WORK REQUIRED - Copy every line from the data below in which the string "Oboe" can be found.

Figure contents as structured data
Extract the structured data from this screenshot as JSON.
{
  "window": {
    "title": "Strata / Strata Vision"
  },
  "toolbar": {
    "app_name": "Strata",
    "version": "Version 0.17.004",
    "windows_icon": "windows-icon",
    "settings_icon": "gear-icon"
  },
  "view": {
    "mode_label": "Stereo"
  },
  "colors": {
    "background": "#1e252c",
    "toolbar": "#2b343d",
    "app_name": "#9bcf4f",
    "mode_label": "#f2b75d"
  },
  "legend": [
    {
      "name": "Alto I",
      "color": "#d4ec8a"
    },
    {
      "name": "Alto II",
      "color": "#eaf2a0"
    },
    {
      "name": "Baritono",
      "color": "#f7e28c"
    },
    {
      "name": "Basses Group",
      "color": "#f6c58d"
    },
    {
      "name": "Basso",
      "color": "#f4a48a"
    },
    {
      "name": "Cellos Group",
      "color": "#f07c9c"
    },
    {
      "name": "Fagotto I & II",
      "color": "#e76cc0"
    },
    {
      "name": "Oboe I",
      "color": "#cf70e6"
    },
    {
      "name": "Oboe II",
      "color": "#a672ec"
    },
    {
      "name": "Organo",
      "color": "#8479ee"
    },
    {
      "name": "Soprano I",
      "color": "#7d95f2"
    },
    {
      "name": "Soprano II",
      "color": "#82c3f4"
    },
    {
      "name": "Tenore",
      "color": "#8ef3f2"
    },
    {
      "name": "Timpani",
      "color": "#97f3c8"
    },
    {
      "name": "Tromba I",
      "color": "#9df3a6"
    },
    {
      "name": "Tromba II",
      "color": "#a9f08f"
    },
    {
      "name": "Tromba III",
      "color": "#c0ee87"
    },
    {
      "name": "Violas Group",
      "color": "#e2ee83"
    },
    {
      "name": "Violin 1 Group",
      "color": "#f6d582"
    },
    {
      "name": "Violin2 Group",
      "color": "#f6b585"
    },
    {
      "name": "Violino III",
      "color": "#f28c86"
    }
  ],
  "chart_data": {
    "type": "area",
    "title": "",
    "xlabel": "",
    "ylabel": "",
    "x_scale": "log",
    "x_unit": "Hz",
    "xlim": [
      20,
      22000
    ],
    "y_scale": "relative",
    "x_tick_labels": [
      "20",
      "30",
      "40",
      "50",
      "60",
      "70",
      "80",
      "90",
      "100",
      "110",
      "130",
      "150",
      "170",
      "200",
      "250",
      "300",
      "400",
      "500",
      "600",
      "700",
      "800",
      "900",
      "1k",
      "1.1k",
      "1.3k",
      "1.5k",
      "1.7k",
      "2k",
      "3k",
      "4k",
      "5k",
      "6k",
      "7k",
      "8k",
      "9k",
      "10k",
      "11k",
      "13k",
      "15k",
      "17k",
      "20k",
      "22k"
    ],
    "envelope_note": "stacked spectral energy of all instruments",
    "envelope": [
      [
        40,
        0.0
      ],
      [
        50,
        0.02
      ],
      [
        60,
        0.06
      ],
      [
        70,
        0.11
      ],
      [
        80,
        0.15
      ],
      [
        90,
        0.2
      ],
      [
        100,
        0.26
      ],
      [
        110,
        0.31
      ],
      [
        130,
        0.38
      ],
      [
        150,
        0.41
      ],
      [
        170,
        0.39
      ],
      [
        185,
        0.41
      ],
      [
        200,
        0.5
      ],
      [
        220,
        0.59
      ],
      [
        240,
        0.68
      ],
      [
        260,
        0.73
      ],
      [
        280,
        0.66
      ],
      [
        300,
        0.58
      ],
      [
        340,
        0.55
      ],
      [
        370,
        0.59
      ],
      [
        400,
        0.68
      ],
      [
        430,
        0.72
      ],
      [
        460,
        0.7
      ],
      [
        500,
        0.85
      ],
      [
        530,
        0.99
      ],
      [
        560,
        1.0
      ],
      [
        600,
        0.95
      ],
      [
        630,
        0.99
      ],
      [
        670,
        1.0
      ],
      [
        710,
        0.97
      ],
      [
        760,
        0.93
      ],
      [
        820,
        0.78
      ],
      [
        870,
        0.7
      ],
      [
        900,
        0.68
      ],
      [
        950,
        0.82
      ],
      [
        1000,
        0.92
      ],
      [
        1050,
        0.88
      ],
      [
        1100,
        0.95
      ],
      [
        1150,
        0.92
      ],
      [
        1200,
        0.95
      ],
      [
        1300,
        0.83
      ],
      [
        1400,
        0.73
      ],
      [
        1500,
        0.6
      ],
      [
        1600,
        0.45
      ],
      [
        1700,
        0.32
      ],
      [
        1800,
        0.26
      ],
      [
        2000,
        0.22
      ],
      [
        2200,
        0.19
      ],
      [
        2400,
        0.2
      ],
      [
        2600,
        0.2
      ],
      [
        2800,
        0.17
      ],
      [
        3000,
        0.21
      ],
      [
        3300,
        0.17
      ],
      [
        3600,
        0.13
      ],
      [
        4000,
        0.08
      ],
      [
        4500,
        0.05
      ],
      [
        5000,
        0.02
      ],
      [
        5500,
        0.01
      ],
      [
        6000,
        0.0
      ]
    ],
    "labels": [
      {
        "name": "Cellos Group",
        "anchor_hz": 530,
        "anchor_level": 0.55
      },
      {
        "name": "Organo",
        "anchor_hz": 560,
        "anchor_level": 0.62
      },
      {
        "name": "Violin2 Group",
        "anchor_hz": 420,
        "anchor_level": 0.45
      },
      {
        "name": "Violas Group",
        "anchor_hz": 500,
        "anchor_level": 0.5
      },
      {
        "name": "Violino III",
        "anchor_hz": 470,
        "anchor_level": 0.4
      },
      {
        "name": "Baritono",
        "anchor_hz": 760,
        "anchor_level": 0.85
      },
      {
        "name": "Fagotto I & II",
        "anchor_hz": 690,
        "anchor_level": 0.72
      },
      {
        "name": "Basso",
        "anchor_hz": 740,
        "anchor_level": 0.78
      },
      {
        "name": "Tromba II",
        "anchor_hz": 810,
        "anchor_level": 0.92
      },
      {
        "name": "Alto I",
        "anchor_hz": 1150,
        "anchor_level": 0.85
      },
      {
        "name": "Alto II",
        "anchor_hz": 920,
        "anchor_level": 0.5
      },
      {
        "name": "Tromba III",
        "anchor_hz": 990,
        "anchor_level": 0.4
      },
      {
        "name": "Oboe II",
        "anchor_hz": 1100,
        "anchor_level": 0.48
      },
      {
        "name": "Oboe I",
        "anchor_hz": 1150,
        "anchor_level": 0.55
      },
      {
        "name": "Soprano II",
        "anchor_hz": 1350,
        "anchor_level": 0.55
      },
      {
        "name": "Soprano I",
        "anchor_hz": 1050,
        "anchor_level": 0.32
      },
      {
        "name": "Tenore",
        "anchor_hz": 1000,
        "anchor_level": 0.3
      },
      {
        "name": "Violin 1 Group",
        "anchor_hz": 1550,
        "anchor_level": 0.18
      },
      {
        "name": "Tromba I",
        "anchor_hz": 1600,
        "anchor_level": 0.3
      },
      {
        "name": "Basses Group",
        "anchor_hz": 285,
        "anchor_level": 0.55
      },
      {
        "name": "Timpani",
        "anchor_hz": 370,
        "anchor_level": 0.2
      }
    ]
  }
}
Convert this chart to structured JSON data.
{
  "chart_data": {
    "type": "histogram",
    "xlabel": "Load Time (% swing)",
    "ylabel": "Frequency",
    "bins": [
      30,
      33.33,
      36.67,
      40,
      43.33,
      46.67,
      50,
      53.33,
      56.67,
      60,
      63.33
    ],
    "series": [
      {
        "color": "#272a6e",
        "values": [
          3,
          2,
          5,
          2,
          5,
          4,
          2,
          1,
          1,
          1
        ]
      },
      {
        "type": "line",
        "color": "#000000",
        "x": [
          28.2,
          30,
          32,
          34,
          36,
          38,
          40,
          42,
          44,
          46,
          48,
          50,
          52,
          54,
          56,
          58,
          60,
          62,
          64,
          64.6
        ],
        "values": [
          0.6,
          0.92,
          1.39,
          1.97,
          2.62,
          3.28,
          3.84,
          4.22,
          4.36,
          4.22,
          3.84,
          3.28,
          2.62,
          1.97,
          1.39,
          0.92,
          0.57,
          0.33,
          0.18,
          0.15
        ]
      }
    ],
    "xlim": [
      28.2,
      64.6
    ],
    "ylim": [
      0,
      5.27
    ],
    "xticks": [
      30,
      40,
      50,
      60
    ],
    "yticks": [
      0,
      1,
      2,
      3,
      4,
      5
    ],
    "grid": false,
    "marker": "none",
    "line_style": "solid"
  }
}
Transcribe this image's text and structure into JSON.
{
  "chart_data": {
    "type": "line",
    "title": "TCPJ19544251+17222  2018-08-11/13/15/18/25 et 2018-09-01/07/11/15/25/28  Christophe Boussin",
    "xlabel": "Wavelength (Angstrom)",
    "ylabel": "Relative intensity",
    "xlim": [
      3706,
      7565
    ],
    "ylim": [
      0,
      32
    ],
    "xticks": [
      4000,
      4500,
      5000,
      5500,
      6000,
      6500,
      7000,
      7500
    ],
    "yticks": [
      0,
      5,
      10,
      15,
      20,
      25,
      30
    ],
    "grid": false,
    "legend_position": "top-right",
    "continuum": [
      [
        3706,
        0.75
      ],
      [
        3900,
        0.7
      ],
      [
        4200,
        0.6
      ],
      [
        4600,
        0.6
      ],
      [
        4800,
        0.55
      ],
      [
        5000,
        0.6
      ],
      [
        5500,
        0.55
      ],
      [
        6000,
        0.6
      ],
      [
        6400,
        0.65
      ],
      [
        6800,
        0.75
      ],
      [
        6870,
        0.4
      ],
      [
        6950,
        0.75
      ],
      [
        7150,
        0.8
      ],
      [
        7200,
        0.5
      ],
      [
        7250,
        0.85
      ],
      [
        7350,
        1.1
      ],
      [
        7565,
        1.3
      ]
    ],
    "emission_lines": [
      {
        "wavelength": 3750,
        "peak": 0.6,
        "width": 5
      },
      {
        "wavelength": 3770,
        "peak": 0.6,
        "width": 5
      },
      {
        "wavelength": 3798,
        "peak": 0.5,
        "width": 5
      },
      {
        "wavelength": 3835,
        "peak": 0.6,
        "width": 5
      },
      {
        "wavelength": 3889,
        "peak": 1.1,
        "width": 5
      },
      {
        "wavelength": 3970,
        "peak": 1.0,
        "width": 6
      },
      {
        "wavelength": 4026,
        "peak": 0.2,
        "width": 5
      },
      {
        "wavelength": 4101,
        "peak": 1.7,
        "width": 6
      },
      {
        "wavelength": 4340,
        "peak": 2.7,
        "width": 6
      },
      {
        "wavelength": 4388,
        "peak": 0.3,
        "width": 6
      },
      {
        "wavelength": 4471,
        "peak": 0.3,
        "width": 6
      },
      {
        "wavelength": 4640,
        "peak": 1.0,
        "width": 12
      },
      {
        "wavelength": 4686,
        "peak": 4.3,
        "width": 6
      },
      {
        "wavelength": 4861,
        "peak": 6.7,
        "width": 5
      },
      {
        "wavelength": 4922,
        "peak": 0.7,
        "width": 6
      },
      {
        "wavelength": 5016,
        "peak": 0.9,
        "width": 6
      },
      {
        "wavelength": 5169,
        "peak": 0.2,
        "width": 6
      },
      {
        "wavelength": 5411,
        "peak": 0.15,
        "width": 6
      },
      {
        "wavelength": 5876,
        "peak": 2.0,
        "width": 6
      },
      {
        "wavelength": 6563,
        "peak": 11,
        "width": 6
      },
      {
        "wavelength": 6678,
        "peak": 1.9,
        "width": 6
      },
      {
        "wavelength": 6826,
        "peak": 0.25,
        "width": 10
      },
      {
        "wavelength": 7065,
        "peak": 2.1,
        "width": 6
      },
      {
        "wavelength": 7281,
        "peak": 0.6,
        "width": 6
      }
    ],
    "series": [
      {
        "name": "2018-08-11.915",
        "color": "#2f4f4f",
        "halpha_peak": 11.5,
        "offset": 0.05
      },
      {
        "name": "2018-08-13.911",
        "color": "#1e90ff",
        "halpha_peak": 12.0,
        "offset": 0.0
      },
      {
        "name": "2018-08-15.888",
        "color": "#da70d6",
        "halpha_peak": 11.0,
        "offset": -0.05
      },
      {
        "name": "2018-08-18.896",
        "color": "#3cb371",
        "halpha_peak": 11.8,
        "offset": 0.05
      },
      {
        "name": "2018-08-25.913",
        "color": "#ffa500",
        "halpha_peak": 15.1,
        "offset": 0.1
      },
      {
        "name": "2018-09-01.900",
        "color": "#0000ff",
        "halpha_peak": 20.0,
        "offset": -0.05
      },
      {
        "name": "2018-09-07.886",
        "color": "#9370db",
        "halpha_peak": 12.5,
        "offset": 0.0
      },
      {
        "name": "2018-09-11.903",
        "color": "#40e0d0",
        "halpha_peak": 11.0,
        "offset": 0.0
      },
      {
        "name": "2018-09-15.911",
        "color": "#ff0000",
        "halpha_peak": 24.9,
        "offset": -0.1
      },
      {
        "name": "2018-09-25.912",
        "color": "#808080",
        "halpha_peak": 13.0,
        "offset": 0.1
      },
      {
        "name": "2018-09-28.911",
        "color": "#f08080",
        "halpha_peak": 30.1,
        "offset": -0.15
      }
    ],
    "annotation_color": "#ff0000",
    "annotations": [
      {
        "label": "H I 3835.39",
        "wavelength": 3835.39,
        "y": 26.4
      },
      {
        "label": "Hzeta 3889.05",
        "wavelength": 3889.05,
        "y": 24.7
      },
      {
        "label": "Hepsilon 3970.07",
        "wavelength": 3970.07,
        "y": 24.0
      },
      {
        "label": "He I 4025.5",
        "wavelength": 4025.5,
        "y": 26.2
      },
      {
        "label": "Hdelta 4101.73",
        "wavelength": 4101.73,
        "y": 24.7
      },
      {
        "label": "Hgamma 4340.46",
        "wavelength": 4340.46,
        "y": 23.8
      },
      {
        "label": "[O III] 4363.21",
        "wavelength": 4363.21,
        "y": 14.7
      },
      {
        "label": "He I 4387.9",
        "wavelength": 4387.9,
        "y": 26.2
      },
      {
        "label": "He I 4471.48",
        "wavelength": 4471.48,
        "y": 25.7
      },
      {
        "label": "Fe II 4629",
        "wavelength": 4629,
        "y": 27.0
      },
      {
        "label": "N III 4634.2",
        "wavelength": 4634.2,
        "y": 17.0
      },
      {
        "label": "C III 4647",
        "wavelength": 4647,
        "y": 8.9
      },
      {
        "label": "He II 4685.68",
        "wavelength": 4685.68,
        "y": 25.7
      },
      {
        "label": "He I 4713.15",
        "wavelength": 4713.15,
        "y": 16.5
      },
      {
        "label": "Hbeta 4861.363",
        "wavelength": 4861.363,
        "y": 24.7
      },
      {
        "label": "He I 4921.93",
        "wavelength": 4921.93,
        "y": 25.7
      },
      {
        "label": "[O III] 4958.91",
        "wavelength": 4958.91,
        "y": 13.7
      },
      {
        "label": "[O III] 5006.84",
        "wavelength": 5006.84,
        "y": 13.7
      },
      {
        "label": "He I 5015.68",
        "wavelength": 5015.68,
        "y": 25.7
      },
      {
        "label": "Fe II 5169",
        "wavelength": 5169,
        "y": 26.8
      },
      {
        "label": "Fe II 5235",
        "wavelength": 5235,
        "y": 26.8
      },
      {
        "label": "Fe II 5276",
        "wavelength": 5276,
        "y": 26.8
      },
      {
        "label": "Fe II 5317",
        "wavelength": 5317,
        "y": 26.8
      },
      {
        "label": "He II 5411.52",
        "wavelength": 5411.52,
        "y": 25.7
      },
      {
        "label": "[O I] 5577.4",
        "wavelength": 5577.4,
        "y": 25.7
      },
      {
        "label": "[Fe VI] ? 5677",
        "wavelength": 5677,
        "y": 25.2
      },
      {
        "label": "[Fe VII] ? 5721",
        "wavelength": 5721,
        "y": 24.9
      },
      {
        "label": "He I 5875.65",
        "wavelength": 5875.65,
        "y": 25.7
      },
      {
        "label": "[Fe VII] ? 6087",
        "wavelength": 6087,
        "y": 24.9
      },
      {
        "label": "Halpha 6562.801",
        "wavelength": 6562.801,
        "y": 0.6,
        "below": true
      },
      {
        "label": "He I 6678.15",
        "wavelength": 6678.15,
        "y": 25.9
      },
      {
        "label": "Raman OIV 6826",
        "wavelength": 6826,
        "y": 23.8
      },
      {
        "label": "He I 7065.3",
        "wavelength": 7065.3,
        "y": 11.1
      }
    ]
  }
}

EXPECTED ANSWER -
      "name": "Oboe I",
      "name": "Oboe II",
        "name": "Oboe II",
        "name": "Oboe I",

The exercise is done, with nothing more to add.